* [The data]
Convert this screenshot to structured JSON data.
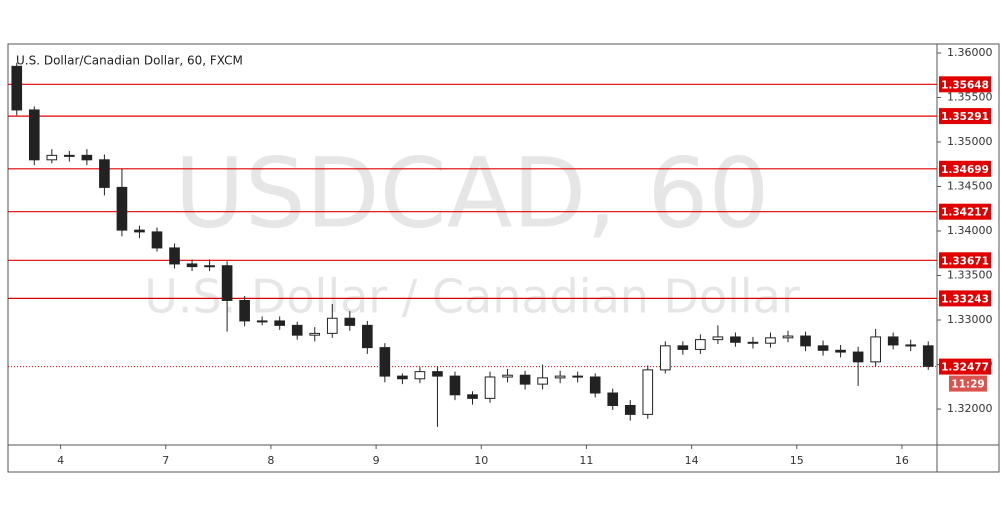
{
  "chart_data": {
    "type": "candlestick",
    "title": "U.S. Dollar/Canadian Dollar, 60, FXCM",
    "watermark": [
      "USDCAD, 60",
      "U.S. Dollar / Canadian Dollar"
    ],
    "x": [
      -10,
      -6,
      -2,
      2,
      6,
      10,
      14,
      18,
      22,
      26,
      30,
      34,
      38,
      42,
      46,
      50,
      54,
      58,
      62,
      66,
      70,
      74,
      78,
      82,
      86,
      90,
      94,
      98,
      102,
      106,
      110,
      114,
      118,
      122,
      126,
      130,
      134,
      138,
      142,
      146,
      150,
      154,
      158,
      162,
      166,
      170,
      174,
      178,
      182,
      186,
      190,
      194,
      198
    ],
    "open": [
      1.3585,
      1.3536,
      1.348,
      1.3485,
      1.3485,
      1.348,
      1.3449,
      1.3401,
      1.3399,
      1.3381,
      1.3363,
      1.336,
      1.3361,
      1.3322,
      1.3299,
      1.3299,
      1.3294,
      1.3283,
      1.3285,
      1.3302,
      1.3294,
      1.3269,
      1.3237,
      1.3234,
      1.3242,
      1.3237,
      1.3216,
      1.3212,
      1.3236,
      1.3238,
      1.3228,
      1.3235,
      1.3237,
      1.3236,
      1.3218,
      1.3204,
      1.3194,
      1.3244,
      1.3271,
      1.3267,
      1.3278,
      1.3281,
      1.3275,
      1.3274,
      1.328,
      1.3282,
      1.3271,
      1.3266,
      1.3264,
      1.3253,
      1.3281,
      1.3272,
      1.3271
    ],
    "high": [
      1.3589,
      1.354,
      1.3492,
      1.349,
      1.3492,
      1.3486,
      1.347,
      1.3406,
      1.3404,
      1.3386,
      1.3368,
      1.3368,
      1.3366,
      1.3327,
      1.3304,
      1.3304,
      1.3298,
      1.3292,
      1.3318,
      1.331,
      1.3299,
      1.3274,
      1.324,
      1.3247,
      1.3248,
      1.3242,
      1.322,
      1.3242,
      1.3245,
      1.3243,
      1.325,
      1.3243,
      1.3242,
      1.324,
      1.3223,
      1.321,
      1.3249,
      1.3276,
      1.3276,
      1.3284,
      1.3294,
      1.3286,
      1.3281,
      1.3286,
      1.3288,
      1.3287,
      1.3277,
      1.3272,
      1.327,
      1.329,
      1.3286,
      1.3278,
      1.3276
    ],
    "low": [
      1.353,
      1.3474,
      1.3476,
      1.3478,
      1.3474,
      1.344,
      1.3394,
      1.3392,
      1.3377,
      1.3358,
      1.3355,
      1.3355,
      1.3287,
      1.3293,
      1.3294,
      1.3289,
      1.3278,
      1.3276,
      1.328,
      1.3288,
      1.3262,
      1.323,
      1.3228,
      1.3229,
      1.318,
      1.321,
      1.3205,
      1.3207,
      1.323,
      1.3222,
      1.3222,
      1.3229,
      1.323,
      1.3213,
      1.3199,
      1.3187,
      1.3189,
      1.324,
      1.3261,
      1.3262,
      1.3273,
      1.327,
      1.3268,
      1.3269,
      1.3275,
      1.3265,
      1.326,
      1.3258,
      1.3226,
      1.3248,
      1.3267,
      1.3265,
      1.3244
    ],
    "close": [
      1.3536,
      1.348,
      1.3485,
      1.3485,
      1.348,
      1.3449,
      1.3401,
      1.3399,
      1.3381,
      1.3363,
      1.336,
      1.3361,
      1.3322,
      1.3299,
      1.3299,
      1.3294,
      1.3283,
      1.3285,
      1.3302,
      1.3294,
      1.3269,
      1.3237,
      1.3234,
      1.3242,
      1.3237,
      1.3216,
      1.3212,
      1.3236,
      1.3238,
      1.3228,
      1.3235,
      1.3237,
      1.3236,
      1.3218,
      1.3204,
      1.3194,
      1.3244,
      1.3271,
      1.3267,
      1.3278,
      1.3281,
      1.3275,
      1.3274,
      1.328,
      1.3282,
      1.3271,
      1.3266,
      1.3264,
      1.3253,
      1.3281,
      1.3272,
      1.3271,
      1.3248
    ],
    "up_color": "#ffffff",
    "down_color": "#222222",
    "level_color": "#e00000",
    "xlim": [
      -12,
      200
    ],
    "ylim": [
      1.31596,
      1.36101
    ],
    "xticks": [
      {
        "value": 0,
        "label": "4"
      },
      {
        "value": 24,
        "label": "7"
      },
      {
        "value": 48,
        "label": "8"
      },
      {
        "value": 72,
        "label": "9"
      },
      {
        "value": 96,
        "label": "10"
      },
      {
        "value": 120,
        "label": "11"
      },
      {
        "value": 144,
        "label": "14"
      },
      {
        "value": 168,
        "label": "15"
      },
      {
        "value": 192,
        "label": "16"
      }
    ],
    "yticks": [
      {
        "value": 1.36,
        "label": "1.36000"
      },
      {
        "value": 1.355,
        "label": "1.35500"
      },
      {
        "value": 1.35,
        "label": "1.35000"
      },
      {
        "value": 1.345,
        "label": "1.34500"
      },
      {
        "value": 1.34,
        "label": "1.34000"
      },
      {
        "value": 1.335,
        "label": "1.33500"
      },
      {
        "value": 1.33,
        "label": "1.33000"
      },
      {
        "value": 1.325,
        "label": "1.32500"
      },
      {
        "value": 1.32,
        "label": "1.32000"
      }
    ],
    "levels": [
      {
        "value": 1.35648,
        "label": "1.35648"
      },
      {
        "value": 1.35291,
        "label": "1.35291"
      },
      {
        "value": 1.34699,
        "label": "1.34699"
      },
      {
        "value": 1.34217,
        "label": "1.34217"
      },
      {
        "value": 1.33671,
        "label": "1.33671"
      },
      {
        "value": 1.33243,
        "label": "1.33243"
      }
    ],
    "current_price": {
      "value": 1.32477,
      "label": "1.32477"
    },
    "countdown": "11:29"
  }
}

* [Objective]
Leave out the pictures and transcribe everything else exactly.

* [Solution to this task]
Convert this screenshot to structured JSON data.
{
  "chart_data": {
    "type": "candlestick",
    "title": "U.S. Dollar/Canadian Dollar, 60, FXCM",
    "watermark": [
      "USDCAD, 60",
      "U.S. Dollar / Canadian Dollar"
    ],
    "x": [
      -10,
      -6,
      -2,
      2,
      6,
      10,
      14,
      18,
      22,
      26,
      30,
      34,
      38,
      42,
      46,
      50,
      54,
      58,
      62,
      66,
      70,
      74,
      78,
      82,
      86,
      90,
      94,
      98,
      102,
      106,
      110,
      114,
      118,
      122,
      126,
      130,
      134,
      138,
      142,
      146,
      150,
      154,
      158,
      162,
      166,
      170,
      174,
      178,
      182,
      186,
      190,
      194,
      198
    ],
    "open": [
      1.3585,
      1.3536,
      1.348,
      1.3485,
      1.3485,
      1.348,
      1.3449,
      1.3401,
      1.3399,
      1.3381,
      1.3363,
      1.336,
      1.3361,
      1.3322,
      1.3299,
      1.3299,
      1.3294,
      1.3283,
      1.3285,
      1.3302,
      1.3294,
      1.3269,
      1.3237,
      1.3234,
      1.3242,
      1.3237,
      1.3216,
      1.3212,
      1.3236,
      1.3238,
      1.3228,
      1.3235,
      1.3237,
      1.3236,
      1.3218,
      1.3204,
      1.3194,
      1.3244,
      1.3271,
      1.3267,
      1.3278,
      1.3281,
      1.3275,
      1.3274,
      1.328,
      1.3282,
      1.3271,
      1.3266,
      1.3264,
      1.3253,
      1.3281,
      1.3272,
      1.3271
    ],
    "high": [
      1.3589,
      1.354,
      1.3492,
      1.349,
      1.3492,
      1.3486,
      1.347,
      1.3406,
      1.3404,
      1.3386,
      1.3368,
      1.3368,
      1.3366,
      1.3327,
      1.3304,
      1.3304,
      1.3298,
      1.3292,
      1.3318,
      1.331,
      1.3299,
      1.3274,
      1.324,
      1.3247,
      1.3248,
      1.3242,
      1.322,
      1.3242,
      1.3245,
      1.3243,
      1.325,
      1.3243,
      1.3242,
      1.324,
      1.3223,
      1.321,
      1.3249,
      1.3276,
      1.3276,
      1.3284,
      1.3294,
      1.3286,
      1.3281,
      1.3286,
      1.3288,
      1.3287,
      1.3277,
      1.3272,
      1.327,
      1.329,
      1.3286,
      1.3278,
      1.3276
    ],
    "low": [
      1.353,
      1.3474,
      1.3476,
      1.3478,
      1.3474,
      1.344,
      1.3394,
      1.3392,
      1.3377,
      1.3358,
      1.3355,
      1.3355,
      1.3287,
      1.3293,
      1.3294,
      1.3289,
      1.3278,
      1.3276,
      1.328,
      1.3288,
      1.3262,
      1.323,
      1.3228,
      1.3229,
      1.318,
      1.321,
      1.3205,
      1.3207,
      1.323,
      1.3222,
      1.3222,
      1.3229,
      1.323,
      1.3213,
      1.3199,
      1.3187,
      1.3189,
      1.324,
      1.3261,
      1.3262,
      1.3273,
      1.327,
      1.3268,
      1.3269,
      1.3275,
      1.3265,
      1.326,
      1.3258,
      1.3226,
      1.3248,
      1.3267,
      1.3265,
      1.3244
    ],
    "close": [
      1.3536,
      1.348,
      1.3485,
      1.3485,
      1.348,
      1.3449,
      1.3401,
      1.3399,
      1.3381,
      1.3363,
      1.336,
      1.3361,
      1.3322,
      1.3299,
      1.3299,
      1.3294,
      1.3283,
      1.3285,
      1.3302,
      1.3294,
      1.3269,
      1.3237,
      1.3234,
      1.3242,
      1.3237,
      1.3216,
      1.3212,
      1.3236,
      1.3238,
      1.3228,
      1.3235,
      1.3237,
      1.3236,
      1.3218,
      1.3204,
      1.3194,
      1.3244,
      1.3271,
      1.3267,
      1.3278,
      1.3281,
      1.3275,
      1.3274,
      1.328,
      1.3282,
      1.3271,
      1.3266,
      1.3264,
      1.3253,
      1.3281,
      1.3272,
      1.3271,
      1.3248
    ],
    "up_color": "#ffffff",
    "down_color": "#222222",
    "level_color": "#e00000",
    "xlim": [
      -12,
      200
    ],
    "ylim": [
      1.31596,
      1.36101
    ],
    "xticks": [
      {
        "value": 0,
        "label": "4"
      },
      {
        "value": 24,
        "label": "7"
      },
      {
        "value": 48,
        "label": "8"
      },
      {
        "value": 72,
        "label": "9"
      },
      {
        "value": 96,
        "label": "10"
      },
      {
        "value": 120,
        "label": "11"
      },
      {
        "value": 144,
        "label": "14"
      },
      {
        "value": 168,
        "label": "15"
      },
      {
        "value": 192,
        "label": "16"
      }
    ],
    "yticks": [
      {
        "value": 1.36,
        "label": "1.36000"
      },
      {
        "value": 1.355,
        "label": "1.35500"
      },
      {
        "value": 1.35,
        "label": "1.35000"
      },
      {
        "value": 1.345,
        "label": "1.34500"
      },
      {
        "value": 1.34,
        "label": "1.34000"
      },
      {
        "value": 1.335,
        "label": "1.33500"
      },
      {
        "value": 1.33,
        "label": "1.33000"
      },
      {
        "value": 1.325,
        "label": "1.32500"
      },
      {
        "value": 1.32,
        "label": "1.32000"
      }
    ],
    "levels": [
      {
        "value": 1.35648,
        "label": "1.35648"
      },
      {
        "value": 1.35291,
        "label": "1.35291"
      },
      {
        "value": 1.34699,
        "label": "1.34699"
      },
      {
        "value": 1.34217,
        "label": "1.34217"
      },
      {
        "value": 1.33671,
        "label": "1.33671"
      },
      {
        "value": 1.33243,
        "label": "1.33243"
      }
    ],
    "current_price": {
      "value": 1.32477,
      "label": "1.32477"
    },
    "countdown": "11:29"
  }
}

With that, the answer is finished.